Class SuffixTreeBasedSnssFinder

A ISnssFinder implementation and SuffixStructureBasedSnssFinder concretion which uses a SuffixTreeNode structure to implement Find(IEnumerable<Char>, IEnumerable<Char>).

Inheritance

System.Object

SuffixStructureBasedSnssFinder

SuffixTreeBasedSnssFinder

Implements

ISnssFinder

Inherited Members

SuffixStructureBasedSnssFinder.Terminator1

SuffixStructureBasedSnssFinder.Terminator2

SuffixStructureBasedSnssFinder.ValidateInput

SuffixStructureBasedSnssFinder.ValidateTexts(IEnumerable<Char>, IEnumerable<Char>)

SuffixStructureBasedSnssFinder.CollectPrefixChars<TEdge, TNode>(TextWithTerminator, TNode, IDictionary<TNode, TreeTraversalVisit<TEdge, TNode>>)

System.Object.Equals(System.Object)

System.Object.Equals(System.Object, System.Object)

System.Object.GetHashCode()

System.Object.GetType()

System.Object.MemberwiseClone()

System.Object.ReferenceEquals(System.Object, System.Object)

System.Object.ToString()

Namespace: MoreStructures.SuffixStructures.Matching

Assembly: MoreStructures.dll

Syntax

public class SuffixTreeBasedSnssFinder : SuffixStructureBasedSnssFinder, ISnssFinder

Remarks

ADVANTAGES AND DISADVANTAGES
- Compared to the naive implementation of NaiveSnssFinder, has both average and worst case better runtime, at the cost of space used (which is O(1) for the naive implementation).
- Compared to SuffixTrieBasedSnssFinder, it has better Time and Space Complexity, due to Branches Coaleascing combined with Path Compression. It's, however, more complex to implement, visualize and debug step-by-step.

ALGORITHM
- First uses the UkkonenSuffixTreeBuilder to build a suffix tree of the concatenation of first text, Terminator1, second text and Terminator2, stopping branches at the first terminator encountered. This structure is also known as Generalized Suffix Tree.
- Visit the suffix tree breadth-first, stopping at the first node such that the root-to-node prefix is substring of text1 but not of text2.

• • • • • • •

[Stated task 1] On the SuffixTreeBasedSnssFinder page, which builder is used to build the suffix tree?
The rows that come next have no connection to the SuffixTreeBasedSnssFinder page.

[Source data]
• • • • • • •

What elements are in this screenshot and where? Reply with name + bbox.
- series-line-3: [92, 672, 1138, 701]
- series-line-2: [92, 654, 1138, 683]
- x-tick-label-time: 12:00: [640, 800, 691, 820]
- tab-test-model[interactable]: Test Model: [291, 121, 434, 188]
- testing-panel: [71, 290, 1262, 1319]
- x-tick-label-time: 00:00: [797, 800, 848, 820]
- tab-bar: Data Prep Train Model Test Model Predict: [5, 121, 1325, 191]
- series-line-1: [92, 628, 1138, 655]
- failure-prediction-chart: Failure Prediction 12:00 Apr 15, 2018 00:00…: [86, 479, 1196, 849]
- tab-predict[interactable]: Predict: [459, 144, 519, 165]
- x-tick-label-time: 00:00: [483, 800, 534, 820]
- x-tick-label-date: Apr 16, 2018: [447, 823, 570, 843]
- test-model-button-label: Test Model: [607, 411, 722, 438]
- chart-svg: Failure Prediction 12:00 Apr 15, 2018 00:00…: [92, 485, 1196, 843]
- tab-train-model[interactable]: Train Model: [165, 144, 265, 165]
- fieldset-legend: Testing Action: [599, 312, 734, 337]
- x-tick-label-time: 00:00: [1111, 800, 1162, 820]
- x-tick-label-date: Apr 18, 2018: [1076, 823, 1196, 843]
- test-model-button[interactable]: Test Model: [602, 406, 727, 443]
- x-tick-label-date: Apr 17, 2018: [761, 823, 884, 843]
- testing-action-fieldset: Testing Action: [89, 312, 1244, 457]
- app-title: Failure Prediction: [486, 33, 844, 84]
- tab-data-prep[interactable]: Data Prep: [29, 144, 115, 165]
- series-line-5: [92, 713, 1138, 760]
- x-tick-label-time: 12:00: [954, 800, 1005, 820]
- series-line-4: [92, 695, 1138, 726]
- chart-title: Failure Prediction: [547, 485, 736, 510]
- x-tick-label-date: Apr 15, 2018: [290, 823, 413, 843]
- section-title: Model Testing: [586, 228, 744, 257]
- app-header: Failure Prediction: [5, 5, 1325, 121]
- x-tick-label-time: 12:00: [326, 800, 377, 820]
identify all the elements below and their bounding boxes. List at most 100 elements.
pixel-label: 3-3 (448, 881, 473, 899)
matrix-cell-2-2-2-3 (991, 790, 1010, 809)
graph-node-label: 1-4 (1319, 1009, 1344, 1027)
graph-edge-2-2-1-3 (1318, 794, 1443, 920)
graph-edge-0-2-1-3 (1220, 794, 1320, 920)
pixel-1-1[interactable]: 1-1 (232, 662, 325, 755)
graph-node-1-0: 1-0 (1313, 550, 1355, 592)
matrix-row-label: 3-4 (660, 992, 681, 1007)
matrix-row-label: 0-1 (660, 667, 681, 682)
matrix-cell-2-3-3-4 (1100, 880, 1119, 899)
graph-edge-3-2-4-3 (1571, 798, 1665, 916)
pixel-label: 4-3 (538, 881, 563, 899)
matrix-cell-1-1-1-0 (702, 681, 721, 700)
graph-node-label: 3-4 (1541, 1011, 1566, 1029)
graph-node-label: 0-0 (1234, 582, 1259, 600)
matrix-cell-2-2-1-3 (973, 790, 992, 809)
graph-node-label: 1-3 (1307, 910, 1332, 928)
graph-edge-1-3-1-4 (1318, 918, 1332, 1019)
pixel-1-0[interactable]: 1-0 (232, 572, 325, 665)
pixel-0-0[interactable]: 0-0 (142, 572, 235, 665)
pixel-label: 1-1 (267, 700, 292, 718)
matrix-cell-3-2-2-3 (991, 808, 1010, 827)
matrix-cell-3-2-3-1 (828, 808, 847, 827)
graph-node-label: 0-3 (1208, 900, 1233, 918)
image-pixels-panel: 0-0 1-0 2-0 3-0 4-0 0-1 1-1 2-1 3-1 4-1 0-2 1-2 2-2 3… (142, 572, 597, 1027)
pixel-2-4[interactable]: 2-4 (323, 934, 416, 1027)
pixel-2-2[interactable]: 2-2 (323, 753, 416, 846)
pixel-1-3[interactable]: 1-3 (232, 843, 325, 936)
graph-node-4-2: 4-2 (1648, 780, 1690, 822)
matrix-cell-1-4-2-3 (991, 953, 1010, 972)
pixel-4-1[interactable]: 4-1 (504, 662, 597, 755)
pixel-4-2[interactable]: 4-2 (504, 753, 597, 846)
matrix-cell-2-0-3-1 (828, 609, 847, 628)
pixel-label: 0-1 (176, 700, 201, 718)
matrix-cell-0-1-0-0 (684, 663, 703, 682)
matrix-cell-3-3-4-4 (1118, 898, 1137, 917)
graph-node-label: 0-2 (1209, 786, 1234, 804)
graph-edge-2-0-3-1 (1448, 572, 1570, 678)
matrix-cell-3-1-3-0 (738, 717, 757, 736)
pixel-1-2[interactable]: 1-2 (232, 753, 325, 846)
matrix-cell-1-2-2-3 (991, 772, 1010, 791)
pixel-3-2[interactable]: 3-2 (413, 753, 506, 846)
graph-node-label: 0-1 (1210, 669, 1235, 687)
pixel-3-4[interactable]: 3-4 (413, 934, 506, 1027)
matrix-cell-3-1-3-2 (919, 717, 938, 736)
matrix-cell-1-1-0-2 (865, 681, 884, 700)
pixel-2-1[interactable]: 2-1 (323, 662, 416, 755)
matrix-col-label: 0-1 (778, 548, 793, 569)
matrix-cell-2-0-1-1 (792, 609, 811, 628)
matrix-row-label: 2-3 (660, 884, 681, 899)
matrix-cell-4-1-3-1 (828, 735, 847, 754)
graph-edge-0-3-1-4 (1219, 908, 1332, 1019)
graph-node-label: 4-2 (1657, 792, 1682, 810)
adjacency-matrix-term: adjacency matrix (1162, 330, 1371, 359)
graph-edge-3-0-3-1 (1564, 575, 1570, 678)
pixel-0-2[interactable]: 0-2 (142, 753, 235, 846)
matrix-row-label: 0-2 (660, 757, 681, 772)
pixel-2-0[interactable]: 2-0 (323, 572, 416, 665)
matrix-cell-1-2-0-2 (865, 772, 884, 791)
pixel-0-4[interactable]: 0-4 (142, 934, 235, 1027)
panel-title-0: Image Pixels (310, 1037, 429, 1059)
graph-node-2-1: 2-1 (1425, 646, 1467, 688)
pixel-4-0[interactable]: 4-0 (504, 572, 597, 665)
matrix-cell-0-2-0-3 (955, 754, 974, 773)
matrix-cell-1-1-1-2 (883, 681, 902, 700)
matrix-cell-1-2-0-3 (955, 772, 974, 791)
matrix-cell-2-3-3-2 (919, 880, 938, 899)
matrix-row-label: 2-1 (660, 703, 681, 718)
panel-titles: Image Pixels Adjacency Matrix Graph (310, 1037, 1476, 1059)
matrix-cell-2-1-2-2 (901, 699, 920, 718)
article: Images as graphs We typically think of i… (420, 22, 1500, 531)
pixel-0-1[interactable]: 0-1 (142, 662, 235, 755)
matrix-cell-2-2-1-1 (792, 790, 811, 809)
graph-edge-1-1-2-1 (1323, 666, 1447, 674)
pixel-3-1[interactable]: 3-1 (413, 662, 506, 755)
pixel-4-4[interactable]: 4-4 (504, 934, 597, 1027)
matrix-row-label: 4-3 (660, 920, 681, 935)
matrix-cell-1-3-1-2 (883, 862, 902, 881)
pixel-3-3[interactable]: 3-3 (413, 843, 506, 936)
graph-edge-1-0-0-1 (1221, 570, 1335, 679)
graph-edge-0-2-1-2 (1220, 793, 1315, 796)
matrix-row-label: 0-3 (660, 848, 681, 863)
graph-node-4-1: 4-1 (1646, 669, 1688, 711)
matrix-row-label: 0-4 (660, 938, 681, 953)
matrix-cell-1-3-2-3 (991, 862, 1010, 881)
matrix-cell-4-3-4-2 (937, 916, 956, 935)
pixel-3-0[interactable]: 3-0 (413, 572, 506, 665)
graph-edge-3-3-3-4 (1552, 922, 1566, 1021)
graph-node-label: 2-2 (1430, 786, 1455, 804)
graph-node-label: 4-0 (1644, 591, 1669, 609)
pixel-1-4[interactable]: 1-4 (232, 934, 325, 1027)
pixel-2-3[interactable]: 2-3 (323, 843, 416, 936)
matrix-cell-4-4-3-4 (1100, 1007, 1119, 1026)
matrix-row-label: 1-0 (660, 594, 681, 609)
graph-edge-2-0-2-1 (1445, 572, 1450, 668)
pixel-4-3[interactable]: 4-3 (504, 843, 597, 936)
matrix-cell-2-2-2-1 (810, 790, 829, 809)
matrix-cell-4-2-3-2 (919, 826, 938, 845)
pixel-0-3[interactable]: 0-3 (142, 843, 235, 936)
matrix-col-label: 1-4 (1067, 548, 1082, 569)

• • • • • • •

[Stated task 2] Update the rows from the very first one through the line containing "- series-line-1: [92, 628, 1138, 655]", replacing "bbox" with "bounding box" and keeping everything else the same. Give back only those lines.

[Answer 1] UkkonenSuffixTreeBuilder

[Answer 2]
What elements are in this screenshot and where? Reply with name + bounding box.
- series-line-3: [92, 672, 1138, 701]
- series-line-2: [92, 654, 1138, 683]
- x-tick-label-time: 12:00: [640, 800, 691, 820]
- tab-test-model[interactable]: Test Model: [291, 121, 434, 188]
- testing-panel: [71, 290, 1262, 1319]
- x-tick-label-time: 00:00: [797, 800, 848, 820]
- tab-bar: Data Prep Train Model Test Model Predict: [5, 121, 1325, 191]
- series-line-1: [92, 628, 1138, 655]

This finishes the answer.